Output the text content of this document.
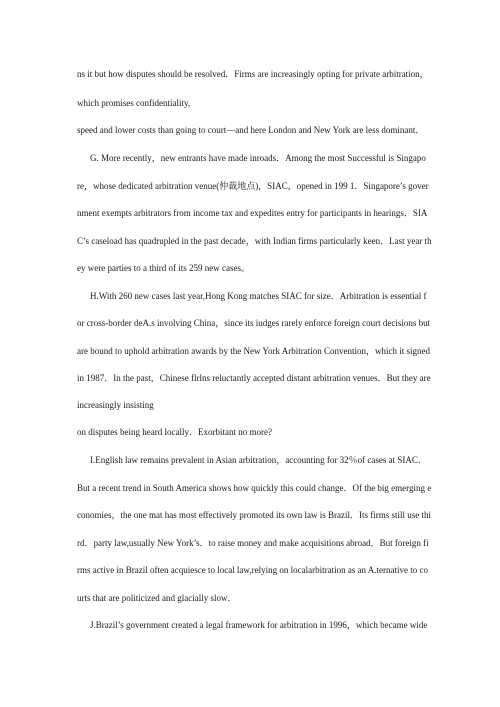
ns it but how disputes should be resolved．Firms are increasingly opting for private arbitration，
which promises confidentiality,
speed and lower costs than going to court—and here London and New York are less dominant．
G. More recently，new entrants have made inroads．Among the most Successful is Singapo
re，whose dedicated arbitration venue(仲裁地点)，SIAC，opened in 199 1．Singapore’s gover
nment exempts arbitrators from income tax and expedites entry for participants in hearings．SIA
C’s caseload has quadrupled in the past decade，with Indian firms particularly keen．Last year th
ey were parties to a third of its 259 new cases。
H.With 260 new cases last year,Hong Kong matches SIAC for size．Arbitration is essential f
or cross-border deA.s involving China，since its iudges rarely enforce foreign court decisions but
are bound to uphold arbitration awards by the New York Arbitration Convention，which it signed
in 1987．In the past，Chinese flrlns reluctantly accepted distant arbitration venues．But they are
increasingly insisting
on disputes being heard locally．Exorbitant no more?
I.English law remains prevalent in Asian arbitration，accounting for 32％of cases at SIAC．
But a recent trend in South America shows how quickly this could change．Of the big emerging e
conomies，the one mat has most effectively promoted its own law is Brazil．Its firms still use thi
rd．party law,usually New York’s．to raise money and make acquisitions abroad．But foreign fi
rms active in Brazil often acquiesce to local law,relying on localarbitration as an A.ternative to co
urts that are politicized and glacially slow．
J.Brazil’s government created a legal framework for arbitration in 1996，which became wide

###

Output the entries above exactly. Drop the pictures.

▶ **Finished answer**
Output the text content of this document.
ns it but how disputes should be resolved．Firms are increasingly opting for private arbitration，
which promises confidentiality,
speed and lower costs than going to court—and here London and New York are less dominant．
G. More recently，new entrants have made inroads．Among the most Successful is Singapo
re，whose dedicated arbitration venue(仲裁地点)，SIAC，opened in 199 1．Singapore’s gover
nment exempts arbitrators from income tax and expedites entry for participants in hearings．SIA
C’s caseload has quadrupled in the past decade，with Indian firms particularly keen．Last year th
ey were parties to a third of its 259 new cases。
H.With 260 new cases last year,Hong Kong matches SIAC for size．Arbitration is essential f
or cross-border deA.s involving China，since its iudges rarely enforce foreign court decisions but
are bound to uphold arbitration awards by the New York Arbitration Convention，which it signed
in 1987．In the past，Chinese flrlns reluctantly accepted distant arbitration venues．But they are
increasingly insisting
on disputes being heard locally．Exorbitant no more?
I.English law remains prevalent in Asian arbitration，accounting for 32％of cases at SIAC．
But a recent trend in South America shows how quickly this could change．Of the big emerging e
conomies，the one mat has most effectively promoted its own law is Brazil．Its firms still use thi
rd．party law,usually New York’s．to raise money and make acquisitions abroad．But foreign fi
rms active in Brazil often acquiesce to local law,relying on localarbitration as an A.ternative to co
urts that are politicized and glacially slow．
J.Brazil’s government created a legal framework for arbitration in 1996，which became wide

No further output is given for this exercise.